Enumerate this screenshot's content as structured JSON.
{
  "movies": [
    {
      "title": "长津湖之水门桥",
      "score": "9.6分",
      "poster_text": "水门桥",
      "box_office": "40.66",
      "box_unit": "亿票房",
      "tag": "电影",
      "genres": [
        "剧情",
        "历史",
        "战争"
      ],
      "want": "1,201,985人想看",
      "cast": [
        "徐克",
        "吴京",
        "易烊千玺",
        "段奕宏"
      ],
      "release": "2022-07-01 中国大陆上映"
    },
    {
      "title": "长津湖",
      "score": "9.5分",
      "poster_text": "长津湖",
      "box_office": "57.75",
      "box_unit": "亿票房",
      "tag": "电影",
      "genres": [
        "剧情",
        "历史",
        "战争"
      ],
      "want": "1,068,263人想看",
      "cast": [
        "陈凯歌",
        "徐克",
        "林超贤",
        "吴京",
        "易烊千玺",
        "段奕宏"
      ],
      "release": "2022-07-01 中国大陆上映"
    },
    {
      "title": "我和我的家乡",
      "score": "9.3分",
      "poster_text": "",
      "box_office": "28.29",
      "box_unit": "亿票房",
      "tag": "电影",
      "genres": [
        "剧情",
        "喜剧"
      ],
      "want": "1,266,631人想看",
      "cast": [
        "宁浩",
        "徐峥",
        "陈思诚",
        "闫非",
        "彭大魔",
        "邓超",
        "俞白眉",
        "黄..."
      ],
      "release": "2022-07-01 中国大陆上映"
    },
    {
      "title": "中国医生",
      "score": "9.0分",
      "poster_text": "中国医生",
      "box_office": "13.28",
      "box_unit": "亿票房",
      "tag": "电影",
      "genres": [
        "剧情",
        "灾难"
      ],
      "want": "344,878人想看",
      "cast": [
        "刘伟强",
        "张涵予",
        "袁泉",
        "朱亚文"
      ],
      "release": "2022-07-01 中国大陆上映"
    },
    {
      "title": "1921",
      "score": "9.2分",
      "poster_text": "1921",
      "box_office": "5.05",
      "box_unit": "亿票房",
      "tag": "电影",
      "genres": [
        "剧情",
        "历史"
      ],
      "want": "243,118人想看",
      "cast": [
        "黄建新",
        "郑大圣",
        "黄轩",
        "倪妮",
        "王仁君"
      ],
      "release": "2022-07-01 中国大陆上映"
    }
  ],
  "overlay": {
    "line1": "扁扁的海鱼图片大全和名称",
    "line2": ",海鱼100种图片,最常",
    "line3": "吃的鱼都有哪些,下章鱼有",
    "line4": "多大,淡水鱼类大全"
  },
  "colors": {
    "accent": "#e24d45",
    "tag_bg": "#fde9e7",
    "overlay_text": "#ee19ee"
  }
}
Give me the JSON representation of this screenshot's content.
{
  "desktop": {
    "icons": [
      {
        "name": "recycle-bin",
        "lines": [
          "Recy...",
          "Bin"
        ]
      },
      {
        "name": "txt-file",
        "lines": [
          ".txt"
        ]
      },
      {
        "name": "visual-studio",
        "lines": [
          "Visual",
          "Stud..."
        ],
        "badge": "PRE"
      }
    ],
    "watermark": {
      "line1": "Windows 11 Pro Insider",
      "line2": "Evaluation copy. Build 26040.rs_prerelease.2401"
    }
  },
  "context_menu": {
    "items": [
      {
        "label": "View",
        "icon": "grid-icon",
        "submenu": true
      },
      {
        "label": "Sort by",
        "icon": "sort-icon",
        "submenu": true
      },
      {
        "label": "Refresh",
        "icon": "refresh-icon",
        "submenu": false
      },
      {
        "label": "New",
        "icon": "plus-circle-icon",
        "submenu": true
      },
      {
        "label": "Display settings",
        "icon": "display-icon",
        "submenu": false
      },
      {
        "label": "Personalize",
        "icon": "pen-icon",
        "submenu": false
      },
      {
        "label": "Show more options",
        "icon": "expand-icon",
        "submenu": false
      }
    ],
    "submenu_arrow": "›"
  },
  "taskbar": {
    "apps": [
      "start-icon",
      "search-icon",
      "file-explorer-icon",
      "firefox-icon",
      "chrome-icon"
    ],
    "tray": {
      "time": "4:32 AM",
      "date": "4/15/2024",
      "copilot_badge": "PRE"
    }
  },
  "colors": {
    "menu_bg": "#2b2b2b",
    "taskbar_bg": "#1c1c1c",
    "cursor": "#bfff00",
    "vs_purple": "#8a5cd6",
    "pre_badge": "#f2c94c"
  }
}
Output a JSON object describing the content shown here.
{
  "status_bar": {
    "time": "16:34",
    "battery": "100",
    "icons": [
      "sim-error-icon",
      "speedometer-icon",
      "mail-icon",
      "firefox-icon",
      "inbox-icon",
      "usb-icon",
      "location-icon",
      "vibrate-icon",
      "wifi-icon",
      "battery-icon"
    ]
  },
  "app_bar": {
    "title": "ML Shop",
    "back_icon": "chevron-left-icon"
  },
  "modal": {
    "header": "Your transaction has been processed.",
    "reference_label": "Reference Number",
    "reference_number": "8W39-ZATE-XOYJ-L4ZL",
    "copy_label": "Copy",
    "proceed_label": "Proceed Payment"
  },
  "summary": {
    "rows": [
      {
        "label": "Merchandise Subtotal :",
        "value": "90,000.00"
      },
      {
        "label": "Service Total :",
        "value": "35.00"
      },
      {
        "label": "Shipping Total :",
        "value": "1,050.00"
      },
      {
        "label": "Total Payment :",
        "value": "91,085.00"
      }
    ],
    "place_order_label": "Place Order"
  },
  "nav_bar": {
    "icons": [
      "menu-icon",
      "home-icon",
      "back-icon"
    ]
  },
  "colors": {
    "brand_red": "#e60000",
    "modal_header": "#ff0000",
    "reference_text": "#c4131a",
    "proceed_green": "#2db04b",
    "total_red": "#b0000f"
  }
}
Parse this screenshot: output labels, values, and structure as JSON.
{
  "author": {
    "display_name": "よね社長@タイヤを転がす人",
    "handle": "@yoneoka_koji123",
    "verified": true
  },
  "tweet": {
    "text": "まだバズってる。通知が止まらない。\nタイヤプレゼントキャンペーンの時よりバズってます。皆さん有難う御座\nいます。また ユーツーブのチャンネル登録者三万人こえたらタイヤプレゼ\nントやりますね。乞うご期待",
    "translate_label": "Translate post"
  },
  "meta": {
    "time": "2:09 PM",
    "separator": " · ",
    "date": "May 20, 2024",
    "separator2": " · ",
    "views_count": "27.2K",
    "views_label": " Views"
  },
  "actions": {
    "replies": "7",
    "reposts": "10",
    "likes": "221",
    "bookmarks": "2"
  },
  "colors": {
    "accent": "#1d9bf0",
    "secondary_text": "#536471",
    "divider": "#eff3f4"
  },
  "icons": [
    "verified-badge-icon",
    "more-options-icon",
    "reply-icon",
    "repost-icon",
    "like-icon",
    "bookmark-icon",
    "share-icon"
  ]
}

■ ■ ■

Find the line that contains "Parse this screenshot: output" in the listing above. Retype it and every line after it up to the last, exactly, and nothing else.

Parse this screenshot: output labels, values, and structure as JSON.
{
  "author": {
    "display_name": "よね社長@タイヤを転がす人",
    "handle": "@yoneoka_koji123",
    "verified": true
  },
  "tweet": {
    "text": "まだバズってる。通知が止まらない。\nタイヤプレゼントキャンペーンの時よりバズってます。皆さん有難う御座\nいます。また ユーツーブのチャンネル登録者三万人こえたらタイヤプレゼ\nントやりますね。乞うご期待",
    "translate_label": "Translate post"
  },
  "meta": {
    "time": "2:09 PM",
    "separator": " · ",
    "date": "May 20, 2024",
    "separator2": " · ",
    "views_count": "27.2K",
    "views_label": " Views"
  },
  "actions": {
    "replies": "7",
    "reposts": "10",
    "likes": "221",
    "bookmarks": "2"
  },
  "colors": {
    "accent": "#1d9bf0",
    "secondary_text": "#536471",
    "divider": "#eff3f4"
  },
  "icons": [
    "verified-badge-icon",
    "more-options-icon",
    "reply-icon",
    "repost-icon",
    "like-icon",
    "bookmark-icon",
    "share-icon"
  ]
}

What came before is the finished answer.